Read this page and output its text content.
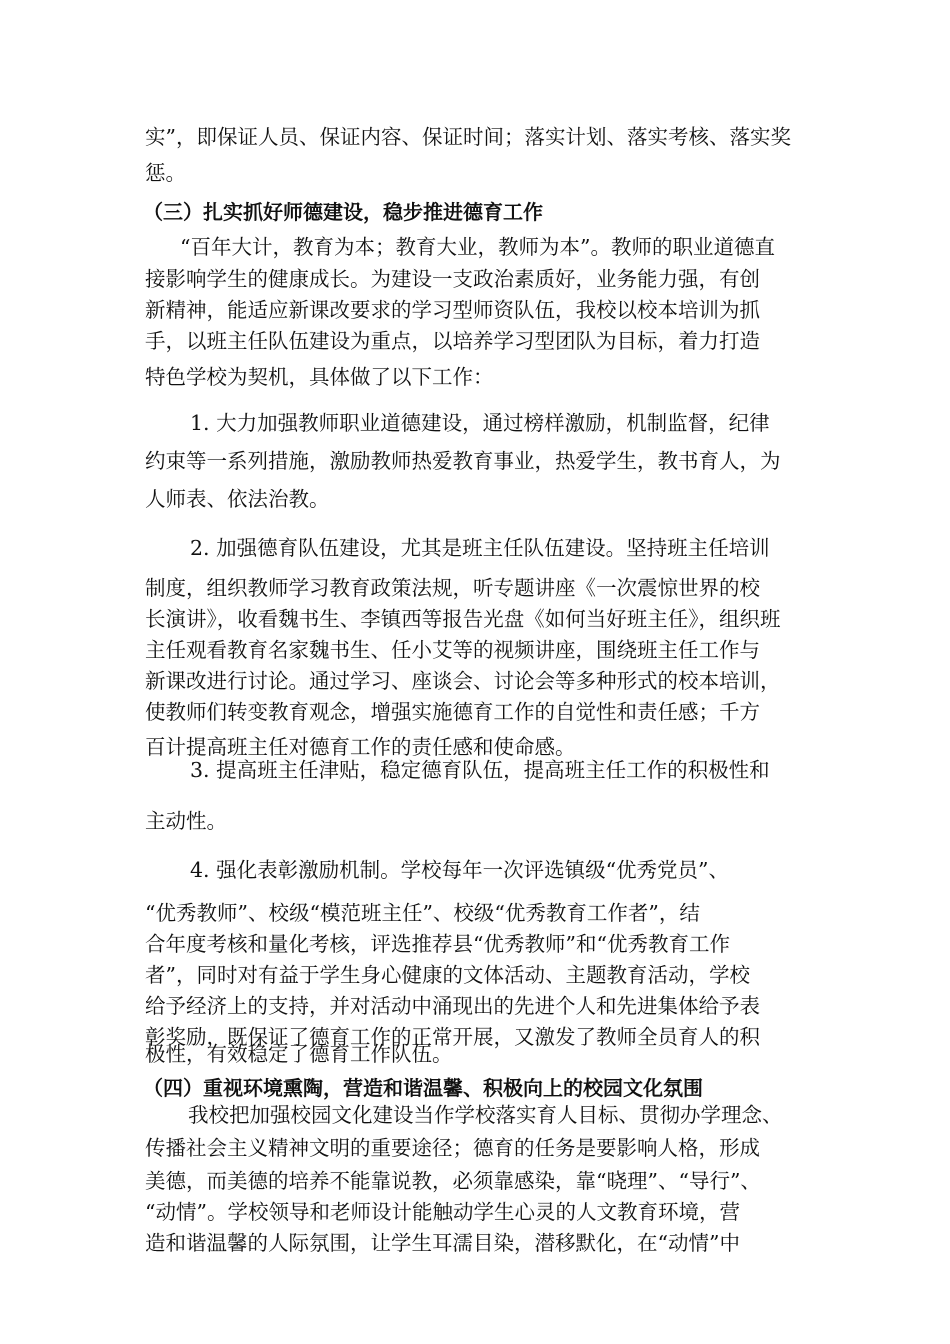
实”，即保证人员、保证内容、保证时间；落实计划、落实考核、落实奖
惩。
（三）扎实抓好师德建设，稳步推进德育工作
“百年大计，教育为本；教育大业，教师为本”。教师的职业道德直
接影响学生的健康成长。为建设一支政治素质好，业务能力强，有创
新精神，能适应新课改要求的学习型师资队伍，我校以校本培训为抓
手，以班主任队伍建设为重点，以培养学习型团队为目标，着力打造
特色学校为契机，具体做了以下工作：
1. 大力加强教师职业道德建设，通过榜样激励，机制监督，纪律
约束等一系列措施，激励教师热爱教育事业，热爱学生，教书育人，为
人师表、依法治教。
2. 加强德育队伍建设，尤其是班主任队伍建设。坚持班主任培训
制度，组织教师学习教育政策法规，听专题讲座《一次震惊世界的校
长演讲》，收看魏书生、李镇西等报告光盘《如何当好班主任》，组织班
主任观看教育名家魏书生、任小艾等的视频讲座，围绕班主任工作与
新课改进行讨论。通过学习、座谈会、讨论会等多种形式的校本培训，
使教师们转变教育观念，增强实施德育工作的自觉性和责任感；千方
百计提高班主任对德育工作的责任感和使命感。
3. 提高班主任津贴，稳定德育队伍，提高班主任工作的积极性和
主动性。
4. 强化表彰激励机制。学校每年一次评选镇级“优秀党员”、
“优秀教师”、校级“模范班主任”、校级“优秀教育工作者”，结
合年度考核和量化考核，评选推荐县“优秀教师”和“优秀教育工作
者”，同时对有益于学生身心健康的文体活动、主题教育活动，学校
给予经济上的支持，并对活动中涌现出的先进个人和先进集体给予表
彰奖励，既保证了德育工作的正常开展，又激发了教师全员育人的积
极性，有效稳定了德育工作队伍。
（四）重视环境熏陶，营造和谐温馨、积极向上的校园文化氛围
我校把加强校园文化建设当作学校落实育人目标、贯彻办学理念、
传播社会主义精神文明的重要途径；德育的任务是要影响人格，形成
美德，而美德的培养不能靠说教，必须靠感染，靠“晓理”、“导行”、
“动情”。学校领导和老师设计能触动学生心灵的人文教育环境，营
造和谐温馨的人际氛围，让学生耳濡目染，潜移默化，在“动情”中
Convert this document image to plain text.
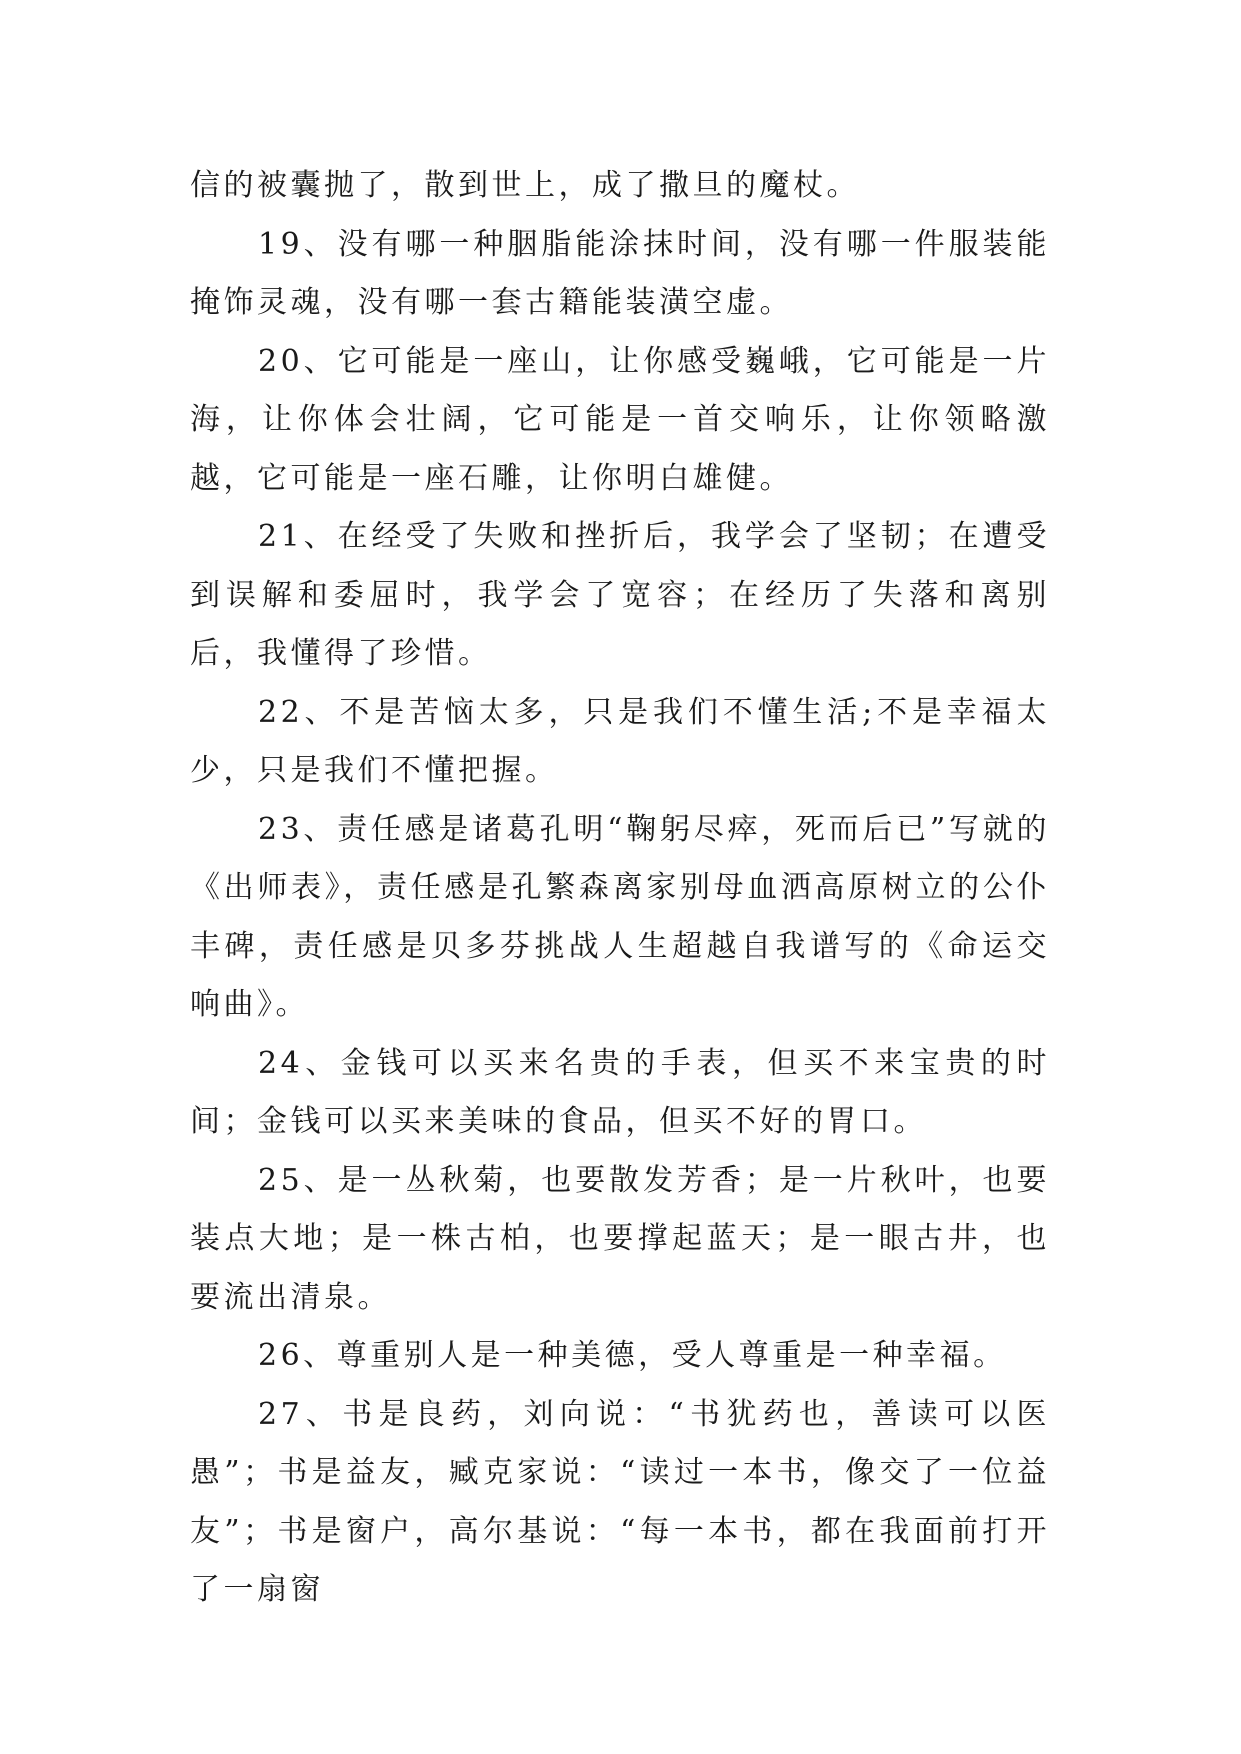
信的被囊抛了，散到世上，成了撒旦的魔杖。

19、没有哪一种胭脂能涂抹时间，没有哪一件服装能掩饰灵魂，没有哪一套古籍能装潢空虚。

20、它可能是一座山，让你感受巍峨，它可能是一片海，让你体会壮阔，它可能是一首交响乐，让你领略激越，它可能是一座石雕，让你明白雄健。

21、在经受了失败和挫折后，我学会了坚韧；在遭受到误解和委屈时，我学会了宽容；在经历了失落和离别后，我懂得了珍惜。

22、不是苦恼太多，只是我们不懂生活;不是幸福太少，只是我们不懂把握。

23、责任感是诸葛孔明“鞠躬尽瘁，死而后已”写就的《出师表》，责任感是孔繁森离家别母血洒高原树立的公仆丰碑，责任感是贝多芬挑战人生超越自我谱写的《命运交响曲》。

24、金钱可以买来名贵的手表，但买不来宝贵的时间；金钱可以买来美味的食品，但买不好的胃口。

25、是一丛秋菊，也要散发芳香；是一片秋叶，也要装点大地；是一株古柏，也要撑起蓝天；是一眼古井，也要流出清泉。

26、尊重别人是一种美德，受人尊重是一种幸福。

27、书是良药，刘向说：“书犹药也，善读可以医愚”；书是益友，臧克家说：“读过一本书，像交了一位益友”；书是窗户，高尔基说：“每一本书，都在我面前打开了一扇窗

====

Make an exact copy of the data, leaving its pictures out.

Answer to the exercise:
Read this page and output its text content.
实”，即保证人员、保证内容、保证时间；落实计划、落实考核、落实奖
惩。
（三）扎实抓好师德建设，稳步推进德育工作
“百年大计，教育为本；教育大业，教师为本”。教师的职业道德直
接影响学生的健康成长。为建设一支政治素质好，业务能力强，有创
新精神，能适应新课改要求的学习型师资队伍，我校以校本培训为抓
手，以班主任队伍建设为重点，以培养学习型团队为目标，着力打造
特色学校为契机，具体做了以下工作：
1. 大力加强教师职业道德建设，通过榜样激励，机制监督，纪律
约束等一系列措施，激励教师热爱教育事业，热爱学生，教书育人，为
人师表、依法治教。
2. 加强德育队伍建设，尤其是班主任队伍建设。坚持班主任培训
制度，组织教师学习教育政策法规，听专题讲座《一次震惊世界的校
长演讲》，收看魏书生、李镇西等报告光盘《如何当好班主任》，组织班
主任观看教育名家魏书生、任小艾等的视频讲座，围绕班主任工作与
新课改进行讨论。通过学习、座谈会、讨论会等多种形式的校本培训，
使教师们转变教育观念，增强实施德育工作的自觉性和责任感；千方
百计提高班主任对德育工作的责任感和使命感。
3. 提高班主任津贴，稳定德育队伍，提高班主任工作的积极性和
主动性。
4. 强化表彰激励机制。学校每年一次评选镇级“优秀党员”、
“优秀教师”、校级“模范班主任”、校级“优秀教育工作者”，结
合年度考核和量化考核，评选推荐县“优秀教师”和“优秀教育工作
者”，同时对有益于学生身心健康的文体活动、主题教育活动，学校
给予经济上的支持，并对活动中涌现出的先进个人和先进集体给予表
彰奖励，既保证了德育工作的正常开展，又激发了教师全员育人的积
极性，有效稳定了德育工作队伍。
（四）重视环境熏陶，营造和谐温馨、积极向上的校园文化氛围
我校把加强校园文化建设当作学校落实育人目标、贯彻办学理念、
传播社会主义精神文明的重要途径；德育的任务是要影响人格，形成
美德，而美德的培养不能靠说教，必须靠感染，靠“晓理”、“导行”、
“动情”。学校领导和老师设计能触动学生心灵的人文教育环境，营
造和谐温馨的人际氛围，让学生耳濡目染，潜移默化，在“动情”中
Convert this document image to plain text.
信的被囊抛了，散到世上，成了撒旦的魔杖。

19、没有哪一种胭脂能涂抹时间，没有哪一件服装能掩饰灵魂，没有哪一套古籍能装潢空虚。

20、它可能是一座山，让你感受巍峨，它可能是一片海，让你体会壮阔，它可能是一首交响乐，让你领略激越，它可能是一座石雕，让你明白雄健。

21、在经受了失败和挫折后，我学会了坚韧；在遭受到误解和委屈时，我学会了宽容；在经历了失落和离别后，我懂得了珍惜。

22、不是苦恼太多，只是我们不懂生活;不是幸福太少，只是我们不懂把握。

23、责任感是诸葛孔明“鞠躬尽瘁，死而后已”写就的《出师表》，责任感是孔繁森离家别母血洒高原树立的公仆丰碑，责任感是贝多芬挑战人生超越自我谱写的《命运交响曲》。

24、金钱可以买来名贵的手表，但买不来宝贵的时间；金钱可以买来美味的食品，但买不好的胃口。

25、是一丛秋菊，也要散发芳香；是一片秋叶，也要装点大地；是一株古柏，也要撑起蓝天；是一眼古井，也要流出清泉。

26、尊重别人是一种美德，受人尊重是一种幸福。

27、书是良药，刘向说：“书犹药也，善读可以医愚”；书是益友，臧克家说：“读过一本书，像交了一位益友”；书是窗户，高尔基说：“每一本书，都在我面前打开了一扇窗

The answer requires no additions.